Saved data entries:
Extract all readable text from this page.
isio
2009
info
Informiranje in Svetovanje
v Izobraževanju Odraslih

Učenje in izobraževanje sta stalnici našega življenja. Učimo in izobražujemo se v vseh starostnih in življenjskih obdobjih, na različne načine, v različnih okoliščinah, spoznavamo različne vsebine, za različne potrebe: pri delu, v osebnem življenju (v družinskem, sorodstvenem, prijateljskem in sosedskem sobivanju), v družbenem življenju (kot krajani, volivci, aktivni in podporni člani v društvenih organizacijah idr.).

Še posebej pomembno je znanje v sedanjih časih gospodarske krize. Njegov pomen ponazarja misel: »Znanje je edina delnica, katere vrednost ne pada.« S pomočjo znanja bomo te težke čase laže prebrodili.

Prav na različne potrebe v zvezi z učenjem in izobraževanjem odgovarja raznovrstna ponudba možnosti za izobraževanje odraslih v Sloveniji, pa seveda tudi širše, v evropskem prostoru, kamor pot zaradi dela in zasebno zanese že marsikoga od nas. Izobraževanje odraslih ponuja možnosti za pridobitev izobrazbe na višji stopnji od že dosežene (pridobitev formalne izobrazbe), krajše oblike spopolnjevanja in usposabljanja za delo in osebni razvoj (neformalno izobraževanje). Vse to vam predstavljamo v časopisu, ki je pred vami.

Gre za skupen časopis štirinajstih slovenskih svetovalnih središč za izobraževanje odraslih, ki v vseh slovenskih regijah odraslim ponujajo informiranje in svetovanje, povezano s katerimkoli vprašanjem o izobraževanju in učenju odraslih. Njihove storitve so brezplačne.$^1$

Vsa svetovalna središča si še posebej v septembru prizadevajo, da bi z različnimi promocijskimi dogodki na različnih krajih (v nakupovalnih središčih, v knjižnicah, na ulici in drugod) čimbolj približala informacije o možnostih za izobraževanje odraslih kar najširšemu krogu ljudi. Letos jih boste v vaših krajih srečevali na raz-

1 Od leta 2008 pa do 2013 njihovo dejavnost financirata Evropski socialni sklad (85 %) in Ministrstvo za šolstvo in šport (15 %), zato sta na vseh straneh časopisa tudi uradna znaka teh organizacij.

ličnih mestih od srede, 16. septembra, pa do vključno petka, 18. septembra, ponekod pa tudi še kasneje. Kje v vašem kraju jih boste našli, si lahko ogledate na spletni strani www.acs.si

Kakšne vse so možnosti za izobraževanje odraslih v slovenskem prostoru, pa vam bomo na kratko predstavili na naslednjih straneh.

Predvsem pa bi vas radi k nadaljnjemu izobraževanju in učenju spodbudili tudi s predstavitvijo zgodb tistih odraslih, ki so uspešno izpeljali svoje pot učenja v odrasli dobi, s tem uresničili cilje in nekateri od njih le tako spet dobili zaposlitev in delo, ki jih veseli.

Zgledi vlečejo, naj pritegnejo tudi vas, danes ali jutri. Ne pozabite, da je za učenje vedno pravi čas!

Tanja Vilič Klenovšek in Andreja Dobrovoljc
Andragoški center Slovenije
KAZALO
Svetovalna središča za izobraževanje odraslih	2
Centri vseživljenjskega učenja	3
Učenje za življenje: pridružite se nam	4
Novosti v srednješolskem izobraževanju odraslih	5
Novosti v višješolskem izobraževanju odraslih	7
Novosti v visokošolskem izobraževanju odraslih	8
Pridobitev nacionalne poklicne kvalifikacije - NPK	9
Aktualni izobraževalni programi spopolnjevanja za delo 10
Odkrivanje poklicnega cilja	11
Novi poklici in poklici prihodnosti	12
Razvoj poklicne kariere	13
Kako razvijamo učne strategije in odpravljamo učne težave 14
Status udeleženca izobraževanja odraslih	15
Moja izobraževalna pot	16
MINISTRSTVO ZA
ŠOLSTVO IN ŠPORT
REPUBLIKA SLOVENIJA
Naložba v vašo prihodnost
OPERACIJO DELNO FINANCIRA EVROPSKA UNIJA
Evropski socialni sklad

*Requirement:* From the preceding material, extract every line exactly.

*The answer:*
Extract all readable text from this page.
isio
2009
info
Informiranje in Svetovanje
v Izobraževanju Odraslih

Učenje in izobraževanje sta stalnici našega življenja. Učimo in izobražujemo se v vseh starostnih in življenjskih obdobjih, na različne načine, v različnih okoliščinah, spoznavamo različne vsebine, za različne potrebe: pri delu, v osebnem življenju (v družinskem, sorodstvenem, prijateljskem in sosedskem sobivanju), v družbenem življenju (kot krajani, volivci, aktivni in podporni člani v društvenih organizacijah idr.).

Še posebej pomembno je znanje v sedanjih časih gospodarske krize. Njegov pomen ponazarja misel: »Znanje je edina delnica, katere vrednost ne pada.« S pomočjo znanja bomo te težke čase laže prebrodili.

Prav na različne potrebe v zvezi z učenjem in izobraževanjem odgovarja raznovrstna ponudba možnosti za izobraževanje odraslih v Sloveniji, pa seveda tudi širše, v evropskem prostoru, kamor pot zaradi dela in zasebno zanese že marsikoga od nas. Izobraževanje odraslih ponuja možnosti za pridobitev izobrazbe na višji stopnji od že dosežene (pridobitev formalne izobrazbe), krajše oblike spopolnjevanja in usposabljanja za delo in osebni razvoj (neformalno izobraževanje). Vse to vam predstavljamo v časopisu, ki je pred vami.

Gre za skupen časopis štirinajstih slovenskih svetovalnih središč za izobraževanje odraslih, ki v vseh slovenskih regijah odraslim ponujajo informiranje in svetovanje, povezano s katerimkoli vprašanjem o izobraževanju in učenju odraslih. Njihove storitve so brezplačne.$^1$

Vsa svetovalna središča si še posebej v septembru prizadevajo, da bi z različnimi promocijskimi dogodki na različnih krajih (v nakupovalnih središčih, v knjižnicah, na ulici in drugod) čimbolj približala informacije o možnostih za izobraževanje odraslih kar najširšemu krogu ljudi. Letos jih boste v vaših krajih srečevali na raz-

1 Od leta 2008 pa do 2013 njihovo dejavnost financirata Evropski socialni sklad (85 %) in Ministrstvo za šolstvo in šport (15 %), zato sta na vseh straneh časopisa tudi uradna znaka teh organizacij.

ličnih mestih od srede, 16. septembra, pa do vključno petka, 18. septembra, ponekod pa tudi še kasneje. Kje v vašem kraju jih boste našli, si lahko ogledate na spletni strani www.acs.si

Kakšne vse so možnosti za izobraževanje odraslih v slovenskem prostoru, pa vam bomo na kratko predstavili na naslednjih straneh.

Predvsem pa bi vas radi k nadaljnjemu izobraževanju in učenju spodbudili tudi s predstavitvijo zgodb tistih odraslih, ki so uspešno izpeljali svoje pot učenja v odrasli dobi, s tem uresničili cilje in nekateri od njih le tako spet dobili zaposlitev in delo, ki jih veseli.

Zgledi vlečejo, naj pritegnejo tudi vas, danes ali jutri. Ne pozabite, da je za učenje vedno pravi čas!

Tanja Vilič Klenovšek in Andreja Dobrovoljc
Andragoški center Slovenije
KAZALO
Svetovalna središča za izobraževanje odraslih	2
Centri vseživljenjskega učenja	3
Učenje za življenje: pridružite se nam	4
Novosti v srednješolskem izobraževanju odraslih	5
Novosti v višješolskem izobraževanju odraslih	7
Novosti v visokošolskem izobraževanju odraslih	8
Pridobitev nacionalne poklicne kvalifikacije - NPK	9
Aktualni izobraževalni programi spopolnjevanja za delo 10
Odkrivanje poklicnega cilja	11
Novi poklici in poklici prihodnosti	12
Razvoj poklicne kariere	13
Kako razvijamo učne strategije in odpravljamo učne težave 14
Status udeleženca izobraževanja odraslih	15
Moja izobraževalna pot	16
MINISTRSTVO ZA
ŠOLSTVO IN ŠPORT
REPUBLIKA SLOVENIJA
Naložba v vašo prihodnost
OPERACIJO DELNO FINANCIRA EVROPSKA UNIJA
Evropski socialni sklad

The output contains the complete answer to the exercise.